**TO BE DONE**:
Check each line of the listing below for the string "text", and copy the ones that have it.
---+---
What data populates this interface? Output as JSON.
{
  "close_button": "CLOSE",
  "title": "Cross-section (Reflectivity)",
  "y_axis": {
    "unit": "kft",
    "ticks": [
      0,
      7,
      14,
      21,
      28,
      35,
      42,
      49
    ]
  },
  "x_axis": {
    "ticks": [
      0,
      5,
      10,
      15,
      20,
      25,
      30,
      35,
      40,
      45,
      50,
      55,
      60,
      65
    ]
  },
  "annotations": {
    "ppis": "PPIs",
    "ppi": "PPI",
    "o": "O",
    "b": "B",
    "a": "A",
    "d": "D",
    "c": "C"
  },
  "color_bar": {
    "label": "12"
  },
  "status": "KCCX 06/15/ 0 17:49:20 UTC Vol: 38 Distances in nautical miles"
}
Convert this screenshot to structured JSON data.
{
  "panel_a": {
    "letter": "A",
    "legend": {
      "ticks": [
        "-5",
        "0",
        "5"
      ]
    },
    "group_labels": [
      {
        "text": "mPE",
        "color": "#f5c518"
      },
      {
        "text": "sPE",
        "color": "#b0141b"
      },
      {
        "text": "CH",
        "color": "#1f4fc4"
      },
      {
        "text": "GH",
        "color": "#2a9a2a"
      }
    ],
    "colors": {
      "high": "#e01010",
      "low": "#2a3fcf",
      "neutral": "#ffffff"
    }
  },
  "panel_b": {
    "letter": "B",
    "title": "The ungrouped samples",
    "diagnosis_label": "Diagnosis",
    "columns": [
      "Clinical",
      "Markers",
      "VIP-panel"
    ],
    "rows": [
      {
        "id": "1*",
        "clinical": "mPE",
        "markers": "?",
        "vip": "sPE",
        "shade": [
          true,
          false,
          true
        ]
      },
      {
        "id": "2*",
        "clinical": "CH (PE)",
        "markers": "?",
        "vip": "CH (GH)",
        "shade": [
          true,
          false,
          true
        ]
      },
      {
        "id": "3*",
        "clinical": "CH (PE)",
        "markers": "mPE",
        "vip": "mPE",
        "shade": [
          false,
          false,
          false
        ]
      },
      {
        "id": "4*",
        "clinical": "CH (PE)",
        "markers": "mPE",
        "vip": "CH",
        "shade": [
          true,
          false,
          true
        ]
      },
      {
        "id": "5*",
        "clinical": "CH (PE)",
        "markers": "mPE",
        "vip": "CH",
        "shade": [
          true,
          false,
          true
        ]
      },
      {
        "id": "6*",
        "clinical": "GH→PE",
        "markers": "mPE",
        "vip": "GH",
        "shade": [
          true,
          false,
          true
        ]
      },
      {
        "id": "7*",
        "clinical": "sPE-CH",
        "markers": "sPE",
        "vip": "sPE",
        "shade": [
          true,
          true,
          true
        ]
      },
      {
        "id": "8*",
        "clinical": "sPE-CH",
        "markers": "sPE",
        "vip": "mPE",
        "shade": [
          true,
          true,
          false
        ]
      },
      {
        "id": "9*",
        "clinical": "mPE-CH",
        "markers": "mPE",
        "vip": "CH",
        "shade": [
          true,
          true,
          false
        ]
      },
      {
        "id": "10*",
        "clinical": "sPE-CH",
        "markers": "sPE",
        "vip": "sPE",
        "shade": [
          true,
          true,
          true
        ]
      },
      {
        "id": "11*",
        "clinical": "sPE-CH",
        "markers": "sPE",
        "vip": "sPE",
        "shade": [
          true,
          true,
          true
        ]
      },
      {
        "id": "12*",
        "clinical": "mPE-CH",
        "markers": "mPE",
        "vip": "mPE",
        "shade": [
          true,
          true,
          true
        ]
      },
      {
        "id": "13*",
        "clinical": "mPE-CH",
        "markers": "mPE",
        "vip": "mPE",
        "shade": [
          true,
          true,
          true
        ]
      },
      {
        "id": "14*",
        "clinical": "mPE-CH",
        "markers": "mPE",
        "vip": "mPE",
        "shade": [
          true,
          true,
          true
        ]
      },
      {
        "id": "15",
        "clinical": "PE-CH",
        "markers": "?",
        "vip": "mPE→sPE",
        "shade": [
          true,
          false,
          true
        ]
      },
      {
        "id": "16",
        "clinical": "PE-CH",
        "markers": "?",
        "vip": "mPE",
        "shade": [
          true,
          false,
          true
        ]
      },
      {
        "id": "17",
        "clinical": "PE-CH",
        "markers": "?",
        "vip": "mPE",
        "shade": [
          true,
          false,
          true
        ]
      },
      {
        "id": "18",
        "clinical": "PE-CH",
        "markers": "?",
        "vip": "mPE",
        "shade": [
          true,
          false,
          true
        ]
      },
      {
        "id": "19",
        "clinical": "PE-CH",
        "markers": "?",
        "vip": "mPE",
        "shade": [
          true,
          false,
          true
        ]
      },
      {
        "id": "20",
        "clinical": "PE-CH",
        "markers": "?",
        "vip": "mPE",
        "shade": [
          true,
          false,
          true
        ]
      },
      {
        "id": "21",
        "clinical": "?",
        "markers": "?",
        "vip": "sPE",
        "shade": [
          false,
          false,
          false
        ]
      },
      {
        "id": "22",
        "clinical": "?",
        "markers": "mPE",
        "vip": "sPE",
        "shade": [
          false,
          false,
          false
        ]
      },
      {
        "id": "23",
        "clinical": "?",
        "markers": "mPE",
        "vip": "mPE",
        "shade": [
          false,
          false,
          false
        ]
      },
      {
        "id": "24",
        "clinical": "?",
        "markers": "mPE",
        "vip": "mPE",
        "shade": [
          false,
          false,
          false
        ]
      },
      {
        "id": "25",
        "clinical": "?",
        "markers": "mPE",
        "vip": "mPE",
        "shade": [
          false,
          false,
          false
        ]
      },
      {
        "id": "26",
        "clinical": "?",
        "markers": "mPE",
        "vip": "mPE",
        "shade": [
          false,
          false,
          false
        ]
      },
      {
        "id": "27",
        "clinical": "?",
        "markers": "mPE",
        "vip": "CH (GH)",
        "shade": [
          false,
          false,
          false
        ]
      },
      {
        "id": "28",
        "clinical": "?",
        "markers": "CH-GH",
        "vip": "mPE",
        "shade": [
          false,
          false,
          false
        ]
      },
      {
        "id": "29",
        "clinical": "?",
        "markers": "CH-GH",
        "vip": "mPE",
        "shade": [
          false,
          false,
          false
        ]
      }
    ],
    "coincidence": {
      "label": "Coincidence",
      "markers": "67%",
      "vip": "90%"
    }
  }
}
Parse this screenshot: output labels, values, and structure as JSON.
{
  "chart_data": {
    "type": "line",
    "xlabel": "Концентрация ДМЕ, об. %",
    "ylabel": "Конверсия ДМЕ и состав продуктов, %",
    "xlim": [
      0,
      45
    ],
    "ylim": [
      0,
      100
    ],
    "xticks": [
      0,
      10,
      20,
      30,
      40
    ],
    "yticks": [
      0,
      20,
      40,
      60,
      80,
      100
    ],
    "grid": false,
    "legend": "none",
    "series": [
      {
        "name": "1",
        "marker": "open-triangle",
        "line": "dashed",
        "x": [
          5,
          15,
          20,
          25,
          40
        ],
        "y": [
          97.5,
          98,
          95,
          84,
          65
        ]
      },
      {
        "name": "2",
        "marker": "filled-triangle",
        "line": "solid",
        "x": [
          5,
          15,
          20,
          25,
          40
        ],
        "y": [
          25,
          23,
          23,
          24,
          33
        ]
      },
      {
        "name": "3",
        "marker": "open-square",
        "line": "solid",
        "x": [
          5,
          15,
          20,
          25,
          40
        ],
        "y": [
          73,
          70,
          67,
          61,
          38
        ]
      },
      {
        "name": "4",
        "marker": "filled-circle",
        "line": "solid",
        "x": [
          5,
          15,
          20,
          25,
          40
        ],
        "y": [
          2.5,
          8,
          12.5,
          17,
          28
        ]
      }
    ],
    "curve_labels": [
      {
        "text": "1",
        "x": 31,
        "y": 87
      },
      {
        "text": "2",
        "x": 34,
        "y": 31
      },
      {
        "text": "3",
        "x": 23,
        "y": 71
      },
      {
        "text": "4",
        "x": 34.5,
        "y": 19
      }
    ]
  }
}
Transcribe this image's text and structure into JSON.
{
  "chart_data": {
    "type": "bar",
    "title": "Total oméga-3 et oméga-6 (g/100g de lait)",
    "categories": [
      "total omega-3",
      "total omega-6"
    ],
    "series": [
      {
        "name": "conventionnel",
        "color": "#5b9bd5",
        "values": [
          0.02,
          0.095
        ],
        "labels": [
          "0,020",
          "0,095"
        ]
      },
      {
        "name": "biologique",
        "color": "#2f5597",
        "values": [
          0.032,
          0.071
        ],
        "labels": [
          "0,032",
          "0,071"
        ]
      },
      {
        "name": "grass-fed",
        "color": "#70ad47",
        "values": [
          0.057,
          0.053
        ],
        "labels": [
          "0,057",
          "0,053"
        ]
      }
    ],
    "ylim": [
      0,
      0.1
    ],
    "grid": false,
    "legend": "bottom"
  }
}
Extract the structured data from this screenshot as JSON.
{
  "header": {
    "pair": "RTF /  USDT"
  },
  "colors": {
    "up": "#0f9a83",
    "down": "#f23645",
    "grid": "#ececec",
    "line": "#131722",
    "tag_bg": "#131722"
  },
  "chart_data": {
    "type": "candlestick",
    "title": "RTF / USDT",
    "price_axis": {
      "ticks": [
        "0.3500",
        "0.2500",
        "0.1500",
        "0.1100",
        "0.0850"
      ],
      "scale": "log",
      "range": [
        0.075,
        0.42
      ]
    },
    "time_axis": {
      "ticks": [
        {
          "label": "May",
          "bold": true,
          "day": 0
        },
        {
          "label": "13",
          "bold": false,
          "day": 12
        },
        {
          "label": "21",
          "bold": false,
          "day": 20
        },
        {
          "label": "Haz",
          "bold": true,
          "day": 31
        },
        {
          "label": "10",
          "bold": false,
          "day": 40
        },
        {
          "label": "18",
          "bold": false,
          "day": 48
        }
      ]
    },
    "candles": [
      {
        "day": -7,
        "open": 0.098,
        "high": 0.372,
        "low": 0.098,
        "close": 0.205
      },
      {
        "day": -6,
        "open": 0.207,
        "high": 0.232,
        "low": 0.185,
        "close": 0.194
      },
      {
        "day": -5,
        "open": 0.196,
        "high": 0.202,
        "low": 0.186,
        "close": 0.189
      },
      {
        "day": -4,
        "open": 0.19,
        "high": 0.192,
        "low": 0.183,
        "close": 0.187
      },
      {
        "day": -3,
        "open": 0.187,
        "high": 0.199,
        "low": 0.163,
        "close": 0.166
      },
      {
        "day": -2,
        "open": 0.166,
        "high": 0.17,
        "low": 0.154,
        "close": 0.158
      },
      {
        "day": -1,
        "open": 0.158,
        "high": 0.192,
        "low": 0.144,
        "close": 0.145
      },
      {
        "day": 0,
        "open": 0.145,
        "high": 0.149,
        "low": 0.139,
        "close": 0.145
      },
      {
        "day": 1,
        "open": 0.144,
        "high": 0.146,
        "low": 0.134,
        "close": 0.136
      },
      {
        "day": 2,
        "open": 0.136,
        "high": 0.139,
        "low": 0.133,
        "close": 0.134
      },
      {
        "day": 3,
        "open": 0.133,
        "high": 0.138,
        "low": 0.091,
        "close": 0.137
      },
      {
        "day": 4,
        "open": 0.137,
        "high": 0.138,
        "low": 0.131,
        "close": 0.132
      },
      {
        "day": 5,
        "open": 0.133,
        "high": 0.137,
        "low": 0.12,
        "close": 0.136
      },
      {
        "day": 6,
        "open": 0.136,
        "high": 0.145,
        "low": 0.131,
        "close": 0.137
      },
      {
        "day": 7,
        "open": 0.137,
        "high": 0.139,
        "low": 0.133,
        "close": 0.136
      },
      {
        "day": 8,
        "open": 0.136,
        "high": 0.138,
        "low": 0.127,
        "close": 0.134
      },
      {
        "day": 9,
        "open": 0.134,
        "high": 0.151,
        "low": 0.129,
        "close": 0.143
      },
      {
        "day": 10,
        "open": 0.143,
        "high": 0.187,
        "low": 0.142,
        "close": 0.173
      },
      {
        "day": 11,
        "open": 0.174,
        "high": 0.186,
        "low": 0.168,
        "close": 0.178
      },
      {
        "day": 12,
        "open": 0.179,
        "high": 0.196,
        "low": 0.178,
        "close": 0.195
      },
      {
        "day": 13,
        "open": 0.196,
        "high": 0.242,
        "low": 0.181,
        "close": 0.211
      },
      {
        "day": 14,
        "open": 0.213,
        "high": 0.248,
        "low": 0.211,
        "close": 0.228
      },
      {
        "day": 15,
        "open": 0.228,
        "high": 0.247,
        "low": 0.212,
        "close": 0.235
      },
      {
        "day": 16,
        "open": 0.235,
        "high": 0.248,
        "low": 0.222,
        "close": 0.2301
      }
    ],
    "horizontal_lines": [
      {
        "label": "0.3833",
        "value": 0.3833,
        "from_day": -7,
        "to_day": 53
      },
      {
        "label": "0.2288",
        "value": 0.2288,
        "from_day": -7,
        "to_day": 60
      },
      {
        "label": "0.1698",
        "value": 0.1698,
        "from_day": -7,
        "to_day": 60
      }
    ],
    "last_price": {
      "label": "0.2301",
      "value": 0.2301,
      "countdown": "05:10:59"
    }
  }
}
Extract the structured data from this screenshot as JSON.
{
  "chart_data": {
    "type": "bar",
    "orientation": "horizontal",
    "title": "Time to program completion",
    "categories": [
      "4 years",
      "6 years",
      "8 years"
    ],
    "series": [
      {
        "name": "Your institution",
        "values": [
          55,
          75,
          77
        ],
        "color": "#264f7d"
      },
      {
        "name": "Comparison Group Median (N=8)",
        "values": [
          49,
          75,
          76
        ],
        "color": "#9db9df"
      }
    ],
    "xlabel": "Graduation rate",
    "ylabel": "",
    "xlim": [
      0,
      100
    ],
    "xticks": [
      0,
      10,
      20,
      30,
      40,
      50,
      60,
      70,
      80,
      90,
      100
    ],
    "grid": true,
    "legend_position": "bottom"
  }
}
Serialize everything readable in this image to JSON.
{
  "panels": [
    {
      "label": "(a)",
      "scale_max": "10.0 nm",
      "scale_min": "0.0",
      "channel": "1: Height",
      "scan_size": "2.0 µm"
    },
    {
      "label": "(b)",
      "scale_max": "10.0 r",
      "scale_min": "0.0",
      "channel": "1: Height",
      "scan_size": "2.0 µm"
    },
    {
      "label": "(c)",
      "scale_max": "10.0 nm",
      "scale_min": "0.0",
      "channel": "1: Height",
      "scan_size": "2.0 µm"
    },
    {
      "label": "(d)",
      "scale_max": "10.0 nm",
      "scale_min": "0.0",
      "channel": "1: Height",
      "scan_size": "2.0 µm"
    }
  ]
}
---+---
**WRITTEN RESPONSE**:
        "text": "mPE",
        "text": "sPE",
        "text": "CH",
        "text": "GH",
        "text": "1",
        "text": "2",
        "text": "3",
        "text": "4",
Transcribe this image's text and structure into JSON.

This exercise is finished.